#### DIRECTIONS FOR THIS TASK
Within the entries below, every line containing "helps" is to be copied.
*** DATA PROVIDED Section Begins ***
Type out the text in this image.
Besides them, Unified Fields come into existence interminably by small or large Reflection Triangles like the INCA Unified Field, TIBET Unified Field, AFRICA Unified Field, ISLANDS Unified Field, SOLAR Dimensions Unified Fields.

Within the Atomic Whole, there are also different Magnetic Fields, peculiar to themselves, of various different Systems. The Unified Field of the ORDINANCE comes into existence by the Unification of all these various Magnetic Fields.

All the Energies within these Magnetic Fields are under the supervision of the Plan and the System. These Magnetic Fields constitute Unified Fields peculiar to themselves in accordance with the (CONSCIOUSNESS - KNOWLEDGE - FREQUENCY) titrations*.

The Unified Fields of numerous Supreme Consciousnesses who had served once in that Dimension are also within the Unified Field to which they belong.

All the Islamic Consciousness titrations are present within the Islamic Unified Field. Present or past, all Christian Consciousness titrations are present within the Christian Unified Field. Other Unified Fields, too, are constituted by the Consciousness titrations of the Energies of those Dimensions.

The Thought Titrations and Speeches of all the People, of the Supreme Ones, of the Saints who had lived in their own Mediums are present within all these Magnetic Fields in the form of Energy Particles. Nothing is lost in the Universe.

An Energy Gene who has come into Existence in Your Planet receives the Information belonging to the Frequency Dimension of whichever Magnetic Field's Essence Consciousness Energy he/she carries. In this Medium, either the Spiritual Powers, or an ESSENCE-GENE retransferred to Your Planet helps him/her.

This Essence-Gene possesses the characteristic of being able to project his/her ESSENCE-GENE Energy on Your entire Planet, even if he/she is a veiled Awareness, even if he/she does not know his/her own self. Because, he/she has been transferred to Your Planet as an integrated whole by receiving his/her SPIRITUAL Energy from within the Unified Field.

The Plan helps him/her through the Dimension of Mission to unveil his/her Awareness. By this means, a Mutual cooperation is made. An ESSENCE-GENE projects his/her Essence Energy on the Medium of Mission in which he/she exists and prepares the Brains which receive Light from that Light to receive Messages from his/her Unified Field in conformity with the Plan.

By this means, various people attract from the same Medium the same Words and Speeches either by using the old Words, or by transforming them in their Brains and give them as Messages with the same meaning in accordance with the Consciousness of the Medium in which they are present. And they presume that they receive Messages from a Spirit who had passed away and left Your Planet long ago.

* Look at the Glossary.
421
*** DATA PROVIDED Section Ends ***
#### RESULT OF THE TASK
An Energy Gene who has come into Existence in Your Planet receives the Information belonging to the Frequency Dimension of whichever Magnetic Field's Essence Consciousness Energy he/she carries. In this Medium, either the Spiritual Powers, or an ESSENCE-GENE retransferred to Your Planet helps him/her.
The Plan helps him/her through the Dimension of Mission to unveil his/her Awareness. By this means, a Mutual cooperation is made. An ESSENCE-GENE projects his/her Essence Energy on the Medium of Mission in which he/she exists and prepares the Brains which receive Light from that Light to receive Messages from his/her Unified Field in conformity with the Plan.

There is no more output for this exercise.